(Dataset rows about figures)
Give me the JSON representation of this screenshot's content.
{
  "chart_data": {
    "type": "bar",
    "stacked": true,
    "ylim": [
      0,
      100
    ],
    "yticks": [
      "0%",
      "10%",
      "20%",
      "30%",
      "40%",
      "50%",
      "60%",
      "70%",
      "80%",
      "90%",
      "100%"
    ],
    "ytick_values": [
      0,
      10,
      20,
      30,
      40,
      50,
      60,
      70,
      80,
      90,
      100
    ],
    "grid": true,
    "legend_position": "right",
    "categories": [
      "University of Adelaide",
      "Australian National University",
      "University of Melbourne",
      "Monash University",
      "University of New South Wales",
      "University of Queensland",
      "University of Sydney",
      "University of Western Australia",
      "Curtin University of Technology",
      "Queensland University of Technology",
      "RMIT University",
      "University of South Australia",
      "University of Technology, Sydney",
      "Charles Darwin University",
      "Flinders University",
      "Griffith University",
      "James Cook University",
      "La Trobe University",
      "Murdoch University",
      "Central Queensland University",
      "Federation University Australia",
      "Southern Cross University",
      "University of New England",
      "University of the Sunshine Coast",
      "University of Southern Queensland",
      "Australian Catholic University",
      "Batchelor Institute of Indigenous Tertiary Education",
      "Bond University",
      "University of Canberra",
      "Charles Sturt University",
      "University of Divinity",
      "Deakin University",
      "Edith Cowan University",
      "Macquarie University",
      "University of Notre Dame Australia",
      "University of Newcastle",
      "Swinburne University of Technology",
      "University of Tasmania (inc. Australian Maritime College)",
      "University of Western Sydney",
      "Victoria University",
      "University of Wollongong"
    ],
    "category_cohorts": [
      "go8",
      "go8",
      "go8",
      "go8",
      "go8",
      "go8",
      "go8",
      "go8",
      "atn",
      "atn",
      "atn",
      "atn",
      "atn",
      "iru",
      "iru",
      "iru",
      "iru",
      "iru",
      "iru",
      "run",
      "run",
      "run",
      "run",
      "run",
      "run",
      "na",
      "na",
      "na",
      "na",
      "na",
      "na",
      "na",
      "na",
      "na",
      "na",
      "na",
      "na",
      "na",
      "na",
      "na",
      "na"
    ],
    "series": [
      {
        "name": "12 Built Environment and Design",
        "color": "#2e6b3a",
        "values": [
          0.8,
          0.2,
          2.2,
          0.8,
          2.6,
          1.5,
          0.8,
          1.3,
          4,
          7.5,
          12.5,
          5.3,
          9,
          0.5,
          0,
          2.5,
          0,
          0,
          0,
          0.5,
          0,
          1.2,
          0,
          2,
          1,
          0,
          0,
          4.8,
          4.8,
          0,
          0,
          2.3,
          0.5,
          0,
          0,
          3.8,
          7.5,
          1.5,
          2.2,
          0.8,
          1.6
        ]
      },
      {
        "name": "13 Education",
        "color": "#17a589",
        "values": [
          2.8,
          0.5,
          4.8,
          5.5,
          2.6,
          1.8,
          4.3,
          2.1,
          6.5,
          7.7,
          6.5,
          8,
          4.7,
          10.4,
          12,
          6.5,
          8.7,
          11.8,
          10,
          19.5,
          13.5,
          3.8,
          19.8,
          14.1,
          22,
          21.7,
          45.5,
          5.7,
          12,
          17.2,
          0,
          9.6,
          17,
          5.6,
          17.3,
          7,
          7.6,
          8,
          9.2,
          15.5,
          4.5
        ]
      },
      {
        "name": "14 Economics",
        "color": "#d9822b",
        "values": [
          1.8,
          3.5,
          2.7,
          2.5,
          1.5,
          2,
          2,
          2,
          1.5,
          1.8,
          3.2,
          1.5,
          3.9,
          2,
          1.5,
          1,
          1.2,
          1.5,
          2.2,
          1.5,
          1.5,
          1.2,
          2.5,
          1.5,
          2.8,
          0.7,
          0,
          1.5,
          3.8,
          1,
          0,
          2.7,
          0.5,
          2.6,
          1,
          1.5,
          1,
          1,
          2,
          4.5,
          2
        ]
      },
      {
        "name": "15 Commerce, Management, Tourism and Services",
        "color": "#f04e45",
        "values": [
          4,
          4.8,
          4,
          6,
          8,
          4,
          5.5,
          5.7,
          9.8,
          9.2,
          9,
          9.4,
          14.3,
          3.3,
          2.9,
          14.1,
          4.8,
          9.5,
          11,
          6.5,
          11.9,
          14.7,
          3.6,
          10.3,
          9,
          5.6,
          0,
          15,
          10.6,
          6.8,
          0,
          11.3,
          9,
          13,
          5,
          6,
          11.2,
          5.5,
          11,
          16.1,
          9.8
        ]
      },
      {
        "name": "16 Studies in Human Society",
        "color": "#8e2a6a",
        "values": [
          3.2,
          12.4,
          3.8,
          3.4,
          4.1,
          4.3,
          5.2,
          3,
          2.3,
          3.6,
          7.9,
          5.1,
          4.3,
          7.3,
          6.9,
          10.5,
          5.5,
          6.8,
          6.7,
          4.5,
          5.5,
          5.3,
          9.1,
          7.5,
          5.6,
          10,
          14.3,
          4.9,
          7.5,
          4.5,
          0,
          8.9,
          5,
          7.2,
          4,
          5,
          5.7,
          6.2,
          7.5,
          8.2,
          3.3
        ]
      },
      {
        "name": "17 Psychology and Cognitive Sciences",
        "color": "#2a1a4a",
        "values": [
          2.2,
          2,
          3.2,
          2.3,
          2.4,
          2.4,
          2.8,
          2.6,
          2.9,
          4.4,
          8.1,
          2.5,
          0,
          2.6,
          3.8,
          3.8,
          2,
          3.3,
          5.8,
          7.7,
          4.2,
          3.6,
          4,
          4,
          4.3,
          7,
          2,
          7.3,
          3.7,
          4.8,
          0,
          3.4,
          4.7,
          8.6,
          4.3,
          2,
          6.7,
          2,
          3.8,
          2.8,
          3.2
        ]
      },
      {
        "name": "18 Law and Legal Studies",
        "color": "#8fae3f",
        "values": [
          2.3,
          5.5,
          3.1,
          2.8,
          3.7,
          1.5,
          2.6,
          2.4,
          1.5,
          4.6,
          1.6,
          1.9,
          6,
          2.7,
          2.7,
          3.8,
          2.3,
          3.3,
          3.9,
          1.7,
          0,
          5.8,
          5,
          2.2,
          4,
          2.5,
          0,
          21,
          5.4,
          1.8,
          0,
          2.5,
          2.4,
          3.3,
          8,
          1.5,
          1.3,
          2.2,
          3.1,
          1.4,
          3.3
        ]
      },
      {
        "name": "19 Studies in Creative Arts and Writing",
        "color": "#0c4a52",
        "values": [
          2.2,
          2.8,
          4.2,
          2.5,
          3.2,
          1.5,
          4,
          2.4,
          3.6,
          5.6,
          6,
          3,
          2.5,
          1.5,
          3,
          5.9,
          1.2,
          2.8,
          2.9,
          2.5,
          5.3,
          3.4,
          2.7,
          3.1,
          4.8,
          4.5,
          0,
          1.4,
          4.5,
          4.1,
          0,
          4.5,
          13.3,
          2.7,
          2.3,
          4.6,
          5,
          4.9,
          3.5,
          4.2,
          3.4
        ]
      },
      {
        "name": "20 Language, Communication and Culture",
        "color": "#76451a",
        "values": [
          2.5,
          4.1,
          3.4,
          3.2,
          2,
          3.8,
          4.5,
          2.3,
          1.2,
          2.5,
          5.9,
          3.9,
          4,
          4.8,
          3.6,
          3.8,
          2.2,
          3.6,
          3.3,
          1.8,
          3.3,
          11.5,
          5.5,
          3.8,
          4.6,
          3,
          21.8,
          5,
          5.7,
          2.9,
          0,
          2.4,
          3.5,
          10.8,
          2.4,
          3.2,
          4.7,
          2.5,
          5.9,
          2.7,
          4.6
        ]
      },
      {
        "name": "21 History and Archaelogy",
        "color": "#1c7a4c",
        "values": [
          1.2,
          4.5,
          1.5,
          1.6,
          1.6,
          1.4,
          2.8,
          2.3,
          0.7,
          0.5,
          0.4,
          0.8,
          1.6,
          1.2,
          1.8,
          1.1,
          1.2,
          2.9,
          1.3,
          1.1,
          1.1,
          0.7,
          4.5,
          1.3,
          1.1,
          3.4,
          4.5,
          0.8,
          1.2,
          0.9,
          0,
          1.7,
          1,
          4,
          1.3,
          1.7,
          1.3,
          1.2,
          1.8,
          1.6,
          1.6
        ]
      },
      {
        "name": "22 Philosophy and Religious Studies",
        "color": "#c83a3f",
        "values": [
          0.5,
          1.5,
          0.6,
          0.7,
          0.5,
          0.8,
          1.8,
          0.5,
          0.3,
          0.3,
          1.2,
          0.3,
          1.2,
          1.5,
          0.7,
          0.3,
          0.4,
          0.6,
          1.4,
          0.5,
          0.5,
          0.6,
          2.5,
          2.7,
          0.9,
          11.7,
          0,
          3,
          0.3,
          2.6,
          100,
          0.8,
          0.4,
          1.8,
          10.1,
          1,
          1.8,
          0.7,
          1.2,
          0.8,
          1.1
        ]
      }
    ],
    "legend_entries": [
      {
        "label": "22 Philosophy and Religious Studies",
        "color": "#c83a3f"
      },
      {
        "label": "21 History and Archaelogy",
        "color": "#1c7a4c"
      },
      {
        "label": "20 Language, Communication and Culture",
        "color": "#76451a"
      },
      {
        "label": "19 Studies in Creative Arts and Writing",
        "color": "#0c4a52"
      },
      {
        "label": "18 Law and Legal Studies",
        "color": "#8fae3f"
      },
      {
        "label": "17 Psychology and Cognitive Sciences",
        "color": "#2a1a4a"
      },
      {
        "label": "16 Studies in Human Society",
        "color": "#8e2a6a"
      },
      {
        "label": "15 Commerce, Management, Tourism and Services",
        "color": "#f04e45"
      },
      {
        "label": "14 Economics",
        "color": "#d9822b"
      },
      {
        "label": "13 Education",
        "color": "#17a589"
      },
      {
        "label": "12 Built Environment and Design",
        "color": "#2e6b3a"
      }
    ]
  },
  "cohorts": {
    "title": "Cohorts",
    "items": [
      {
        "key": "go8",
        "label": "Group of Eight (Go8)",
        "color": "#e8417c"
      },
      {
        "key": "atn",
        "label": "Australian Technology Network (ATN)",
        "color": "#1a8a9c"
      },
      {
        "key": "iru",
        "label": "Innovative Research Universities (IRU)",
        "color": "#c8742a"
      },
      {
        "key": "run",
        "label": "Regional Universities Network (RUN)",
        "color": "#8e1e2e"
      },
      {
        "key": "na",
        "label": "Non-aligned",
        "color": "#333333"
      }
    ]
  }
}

**Objective**
Say how many lines in the records above hold "Arts", and give no other text.

**Final result**
2